(What needs to be done) Look below and pull out each line with the word "Services".

########################################

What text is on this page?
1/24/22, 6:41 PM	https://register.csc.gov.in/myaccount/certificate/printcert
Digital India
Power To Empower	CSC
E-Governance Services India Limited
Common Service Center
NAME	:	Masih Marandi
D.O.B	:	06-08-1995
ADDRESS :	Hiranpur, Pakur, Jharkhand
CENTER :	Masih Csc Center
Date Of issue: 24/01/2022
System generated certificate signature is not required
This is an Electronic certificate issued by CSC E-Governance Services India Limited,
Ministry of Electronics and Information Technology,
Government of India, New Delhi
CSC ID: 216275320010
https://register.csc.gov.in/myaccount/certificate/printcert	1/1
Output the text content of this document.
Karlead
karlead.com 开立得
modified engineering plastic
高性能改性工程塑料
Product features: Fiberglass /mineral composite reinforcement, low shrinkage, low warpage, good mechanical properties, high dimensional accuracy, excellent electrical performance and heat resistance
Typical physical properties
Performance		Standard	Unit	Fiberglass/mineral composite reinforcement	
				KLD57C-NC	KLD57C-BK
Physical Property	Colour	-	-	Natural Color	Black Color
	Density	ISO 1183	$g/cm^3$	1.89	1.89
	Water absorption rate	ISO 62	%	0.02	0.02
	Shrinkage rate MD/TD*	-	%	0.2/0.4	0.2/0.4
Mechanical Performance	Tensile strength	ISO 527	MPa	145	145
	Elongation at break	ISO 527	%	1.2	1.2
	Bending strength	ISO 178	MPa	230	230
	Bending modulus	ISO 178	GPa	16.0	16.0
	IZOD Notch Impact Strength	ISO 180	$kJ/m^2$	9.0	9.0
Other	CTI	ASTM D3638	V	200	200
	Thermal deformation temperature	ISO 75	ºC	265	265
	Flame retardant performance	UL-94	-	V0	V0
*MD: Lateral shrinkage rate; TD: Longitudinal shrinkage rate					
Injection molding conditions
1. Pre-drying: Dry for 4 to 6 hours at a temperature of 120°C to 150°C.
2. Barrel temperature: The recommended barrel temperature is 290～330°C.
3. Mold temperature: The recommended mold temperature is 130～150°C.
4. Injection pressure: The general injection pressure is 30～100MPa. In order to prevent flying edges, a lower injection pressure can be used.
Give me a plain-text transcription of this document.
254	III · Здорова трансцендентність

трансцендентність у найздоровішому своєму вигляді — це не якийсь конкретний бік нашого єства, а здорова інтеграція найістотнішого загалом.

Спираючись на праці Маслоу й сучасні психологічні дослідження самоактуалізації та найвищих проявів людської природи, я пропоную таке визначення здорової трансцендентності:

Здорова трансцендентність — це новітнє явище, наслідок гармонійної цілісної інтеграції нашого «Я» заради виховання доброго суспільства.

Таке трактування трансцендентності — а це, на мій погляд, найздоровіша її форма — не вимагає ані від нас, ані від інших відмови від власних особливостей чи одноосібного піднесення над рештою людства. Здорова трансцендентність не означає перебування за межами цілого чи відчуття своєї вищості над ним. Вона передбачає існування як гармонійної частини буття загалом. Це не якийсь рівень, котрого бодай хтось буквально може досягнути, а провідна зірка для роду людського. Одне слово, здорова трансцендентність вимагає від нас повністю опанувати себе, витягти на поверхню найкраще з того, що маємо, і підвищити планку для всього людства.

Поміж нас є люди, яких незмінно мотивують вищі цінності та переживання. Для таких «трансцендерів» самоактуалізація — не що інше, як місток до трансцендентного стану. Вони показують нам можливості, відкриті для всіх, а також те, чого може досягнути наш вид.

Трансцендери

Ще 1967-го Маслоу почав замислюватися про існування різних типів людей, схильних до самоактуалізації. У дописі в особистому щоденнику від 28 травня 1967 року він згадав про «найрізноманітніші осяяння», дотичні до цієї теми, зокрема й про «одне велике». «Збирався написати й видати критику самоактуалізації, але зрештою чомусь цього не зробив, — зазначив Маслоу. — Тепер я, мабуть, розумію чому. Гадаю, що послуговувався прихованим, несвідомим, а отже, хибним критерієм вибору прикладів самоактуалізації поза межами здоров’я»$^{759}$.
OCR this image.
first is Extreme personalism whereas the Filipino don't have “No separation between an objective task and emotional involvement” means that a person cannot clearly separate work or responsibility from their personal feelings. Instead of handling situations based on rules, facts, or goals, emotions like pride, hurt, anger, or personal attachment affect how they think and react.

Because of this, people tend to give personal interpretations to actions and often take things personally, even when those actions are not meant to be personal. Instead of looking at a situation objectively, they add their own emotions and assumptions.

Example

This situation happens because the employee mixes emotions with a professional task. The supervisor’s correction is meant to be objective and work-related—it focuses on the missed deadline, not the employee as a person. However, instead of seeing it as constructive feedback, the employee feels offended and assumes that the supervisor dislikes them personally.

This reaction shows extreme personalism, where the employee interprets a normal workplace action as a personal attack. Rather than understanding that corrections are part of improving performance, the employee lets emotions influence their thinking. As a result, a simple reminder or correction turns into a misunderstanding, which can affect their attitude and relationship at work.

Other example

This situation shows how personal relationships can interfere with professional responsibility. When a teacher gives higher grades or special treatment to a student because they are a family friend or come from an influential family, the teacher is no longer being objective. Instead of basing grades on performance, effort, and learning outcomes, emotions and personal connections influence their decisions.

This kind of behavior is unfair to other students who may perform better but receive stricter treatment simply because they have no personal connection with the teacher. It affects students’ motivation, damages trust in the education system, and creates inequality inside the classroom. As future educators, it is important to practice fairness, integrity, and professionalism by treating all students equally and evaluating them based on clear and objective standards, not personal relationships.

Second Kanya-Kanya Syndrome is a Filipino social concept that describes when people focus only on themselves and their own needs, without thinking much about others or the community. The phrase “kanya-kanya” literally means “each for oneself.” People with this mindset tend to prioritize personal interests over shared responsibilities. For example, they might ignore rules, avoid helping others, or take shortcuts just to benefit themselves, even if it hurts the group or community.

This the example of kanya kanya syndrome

########################################

(The response)
E-Governance Services India Limited
This is an Electronic certificate issued by CSC E-Governance Services India Limited,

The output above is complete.